*Set task*. Quote all of the material below word for word, keeping every line in its original order.

▽

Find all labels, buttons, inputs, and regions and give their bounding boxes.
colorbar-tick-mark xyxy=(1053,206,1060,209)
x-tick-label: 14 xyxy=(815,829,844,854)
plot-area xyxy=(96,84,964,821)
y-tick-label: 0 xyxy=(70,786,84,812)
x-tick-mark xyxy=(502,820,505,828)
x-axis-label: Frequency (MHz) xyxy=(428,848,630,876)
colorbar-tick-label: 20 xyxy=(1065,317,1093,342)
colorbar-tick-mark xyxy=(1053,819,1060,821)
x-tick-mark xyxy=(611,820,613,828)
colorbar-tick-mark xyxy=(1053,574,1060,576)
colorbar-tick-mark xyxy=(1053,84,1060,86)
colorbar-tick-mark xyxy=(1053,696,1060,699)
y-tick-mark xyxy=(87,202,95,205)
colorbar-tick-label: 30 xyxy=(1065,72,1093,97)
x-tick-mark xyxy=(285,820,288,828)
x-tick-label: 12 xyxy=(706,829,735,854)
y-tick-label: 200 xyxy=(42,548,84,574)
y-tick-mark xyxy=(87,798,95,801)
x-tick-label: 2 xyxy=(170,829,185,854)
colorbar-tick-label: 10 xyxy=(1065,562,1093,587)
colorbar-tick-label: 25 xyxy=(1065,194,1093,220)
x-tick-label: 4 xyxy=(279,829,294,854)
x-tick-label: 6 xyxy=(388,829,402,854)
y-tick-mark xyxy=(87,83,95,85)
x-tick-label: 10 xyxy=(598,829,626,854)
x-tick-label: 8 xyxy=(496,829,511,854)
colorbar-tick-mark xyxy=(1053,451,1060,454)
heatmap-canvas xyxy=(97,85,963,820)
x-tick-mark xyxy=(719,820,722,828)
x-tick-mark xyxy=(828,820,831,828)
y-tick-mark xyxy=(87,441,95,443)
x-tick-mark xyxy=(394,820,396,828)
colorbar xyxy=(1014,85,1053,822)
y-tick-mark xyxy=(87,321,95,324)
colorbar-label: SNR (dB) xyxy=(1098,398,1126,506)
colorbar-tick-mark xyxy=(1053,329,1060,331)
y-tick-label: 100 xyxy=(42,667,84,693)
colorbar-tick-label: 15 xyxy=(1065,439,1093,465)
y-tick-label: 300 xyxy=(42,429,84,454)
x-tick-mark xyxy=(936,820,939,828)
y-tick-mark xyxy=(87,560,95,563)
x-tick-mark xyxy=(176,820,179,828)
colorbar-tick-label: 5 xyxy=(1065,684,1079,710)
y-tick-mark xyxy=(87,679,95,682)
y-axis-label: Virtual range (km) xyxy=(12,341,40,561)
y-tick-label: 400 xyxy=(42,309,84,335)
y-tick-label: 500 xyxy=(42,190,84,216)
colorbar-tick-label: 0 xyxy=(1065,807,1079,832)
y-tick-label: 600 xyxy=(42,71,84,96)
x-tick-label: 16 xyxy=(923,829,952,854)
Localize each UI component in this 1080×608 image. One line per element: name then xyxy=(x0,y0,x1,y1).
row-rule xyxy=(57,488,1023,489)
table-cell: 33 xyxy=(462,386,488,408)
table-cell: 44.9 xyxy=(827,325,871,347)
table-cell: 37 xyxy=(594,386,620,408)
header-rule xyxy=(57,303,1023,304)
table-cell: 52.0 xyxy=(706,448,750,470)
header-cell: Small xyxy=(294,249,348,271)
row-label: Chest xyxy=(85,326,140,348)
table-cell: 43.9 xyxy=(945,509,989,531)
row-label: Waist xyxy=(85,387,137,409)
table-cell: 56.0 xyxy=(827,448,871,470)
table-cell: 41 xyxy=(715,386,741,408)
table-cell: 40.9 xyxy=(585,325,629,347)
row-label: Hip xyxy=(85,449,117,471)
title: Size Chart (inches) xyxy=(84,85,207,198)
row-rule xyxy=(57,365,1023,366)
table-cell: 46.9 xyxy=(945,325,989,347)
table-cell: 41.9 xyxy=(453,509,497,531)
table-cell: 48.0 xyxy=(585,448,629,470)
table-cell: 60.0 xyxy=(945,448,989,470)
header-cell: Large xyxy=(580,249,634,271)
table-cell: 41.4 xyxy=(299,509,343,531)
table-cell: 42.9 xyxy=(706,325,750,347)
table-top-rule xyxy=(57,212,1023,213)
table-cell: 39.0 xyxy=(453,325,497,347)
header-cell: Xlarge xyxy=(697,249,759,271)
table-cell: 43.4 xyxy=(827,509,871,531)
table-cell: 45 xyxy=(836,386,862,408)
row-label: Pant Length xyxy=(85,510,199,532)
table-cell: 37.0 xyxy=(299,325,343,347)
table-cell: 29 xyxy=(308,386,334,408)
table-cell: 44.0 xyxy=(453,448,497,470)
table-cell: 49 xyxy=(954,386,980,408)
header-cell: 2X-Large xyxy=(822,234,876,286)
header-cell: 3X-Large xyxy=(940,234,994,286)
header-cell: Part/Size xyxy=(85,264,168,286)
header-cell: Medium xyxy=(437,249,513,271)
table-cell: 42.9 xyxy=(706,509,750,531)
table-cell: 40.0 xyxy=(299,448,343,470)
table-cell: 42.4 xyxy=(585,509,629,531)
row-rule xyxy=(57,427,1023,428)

△

*Answer to the task*.
Find all labels, buttons, inputs, and regions and give their bounding boxes.
colorbar-tick-mark xyxy=(1053,206,1060,209)
x-tick-label: 14 xyxy=(815,829,844,854)
plot-area xyxy=(96,84,964,821)
y-tick-label: 0 xyxy=(70,786,84,812)
x-tick-mark xyxy=(502,820,505,828)
x-axis-label: Frequency (MHz) xyxy=(428,848,630,876)
colorbar-tick-label: 20 xyxy=(1065,317,1093,342)
colorbar-tick-mark xyxy=(1053,819,1060,821)
x-tick-mark xyxy=(611,820,613,828)
colorbar-tick-mark xyxy=(1053,574,1060,576)
colorbar-tick-mark xyxy=(1053,84,1060,86)
colorbar-tick-mark xyxy=(1053,696,1060,699)
y-tick-mark xyxy=(87,202,95,205)
colorbar-tick-label: 30 xyxy=(1065,72,1093,97)
x-tick-mark xyxy=(285,820,288,828)
x-tick-label: 12 xyxy=(706,829,735,854)
y-tick-label: 200 xyxy=(42,548,84,574)
y-tick-mark xyxy=(87,798,95,801)
x-tick-label: 2 xyxy=(170,829,185,854)
colorbar-tick-label: 10 xyxy=(1065,562,1093,587)
colorbar-tick-label: 25 xyxy=(1065,194,1093,220)
x-tick-label: 4 xyxy=(279,829,294,854)
x-tick-label: 6 xyxy=(388,829,402,854)
y-tick-mark xyxy=(87,83,95,85)
x-tick-label: 10 xyxy=(598,829,626,854)
x-tick-label: 8 xyxy=(496,829,511,854)
colorbar-tick-mark xyxy=(1053,451,1060,454)
heatmap-canvas xyxy=(97,85,963,820)
x-tick-mark xyxy=(719,820,722,828)
x-tick-mark xyxy=(828,820,831,828)
y-tick-mark xyxy=(87,441,95,443)
x-tick-mark xyxy=(394,820,396,828)
colorbar xyxy=(1014,85,1053,822)
y-tick-mark xyxy=(87,321,95,324)
colorbar-label: SNR (dB) xyxy=(1098,398,1126,506)
colorbar-tick-mark xyxy=(1053,329,1060,331)
y-tick-label: 100 xyxy=(42,667,84,693)
colorbar-tick-label: 15 xyxy=(1065,439,1093,465)
y-tick-label: 300 xyxy=(42,429,84,454)
x-tick-mark xyxy=(936,820,939,828)
y-tick-mark xyxy=(87,560,95,563)
x-tick-mark xyxy=(176,820,179,828)
colorbar-tick-label: 5 xyxy=(1065,684,1079,710)
y-tick-mark xyxy=(87,679,95,682)
y-axis-label: Virtual range (km) xyxy=(12,341,40,561)
y-tick-label: 400 xyxy=(42,309,84,335)
y-tick-label: 500 xyxy=(42,190,84,216)
colorbar-tick-label: 0 xyxy=(1065,807,1079,832)
y-tick-label: 600 xyxy=(42,71,84,96)
x-tick-label: 16 xyxy=(923,829,952,854)
Localize each UI component in this 1080×608 image. One line per element: name then xyxy=(x0,y0,x1,y1).
row-rule xyxy=(57,488,1023,489)
table-cell: 33 xyxy=(462,386,488,408)
table-cell: 44.9 xyxy=(827,325,871,347)
table-cell: 37 xyxy=(594,386,620,408)
header-rule xyxy=(57,303,1023,304)
table-cell: 52.0 xyxy=(706,448,750,470)
header-cell: Small xyxy=(294,249,348,271)
row-label: Chest xyxy=(85,326,140,348)
table-cell: 43.9 xyxy=(945,509,989,531)
row-label: Waist xyxy=(85,387,137,409)
table-cell: 56.0 xyxy=(827,448,871,470)
table-cell: 41 xyxy=(715,386,741,408)
table-cell: 40.9 xyxy=(585,325,629,347)
row-label: Hip xyxy=(85,449,117,471)
title: Size Chart (inches) xyxy=(84,85,207,198)
row-rule xyxy=(57,365,1023,366)
table-cell: 46.9 xyxy=(945,325,989,347)
table-cell: 41.9 xyxy=(453,509,497,531)
table-cell: 48.0 xyxy=(585,448,629,470)
table-cell: 60.0 xyxy=(945,448,989,470)
header-cell: Large xyxy=(580,249,634,271)
table-cell: 41.4 xyxy=(299,509,343,531)
table-cell: 42.9 xyxy=(706,325,750,347)
table-top-rule xyxy=(57,212,1023,213)
table-cell: 39.0 xyxy=(453,325,497,347)
header-cell: Xlarge xyxy=(697,249,759,271)
table-cell: 43.4 xyxy=(827,509,871,531)
table-cell: 45 xyxy=(836,386,862,408)
row-label: Pant Length xyxy=(85,510,199,532)
table-cell: 37.0 xyxy=(299,325,343,347)
table-cell: 29 xyxy=(308,386,334,408)
table-cell: 44.0 xyxy=(453,448,497,470)
table-cell: 49 xyxy=(954,386,980,408)
header-cell: 2X-Large xyxy=(822,234,876,286)
header-cell: 3X-Large xyxy=(940,234,994,286)
header-cell: Part/Size xyxy=(85,264,168,286)
header-cell: Medium xyxy=(437,249,513,271)
table-cell: 42.9 xyxy=(706,509,750,531)
table-cell: 40.0 xyxy=(299,448,343,470)
table-cell: 42.4 xyxy=(585,509,629,531)
row-rule xyxy=(57,427,1023,428)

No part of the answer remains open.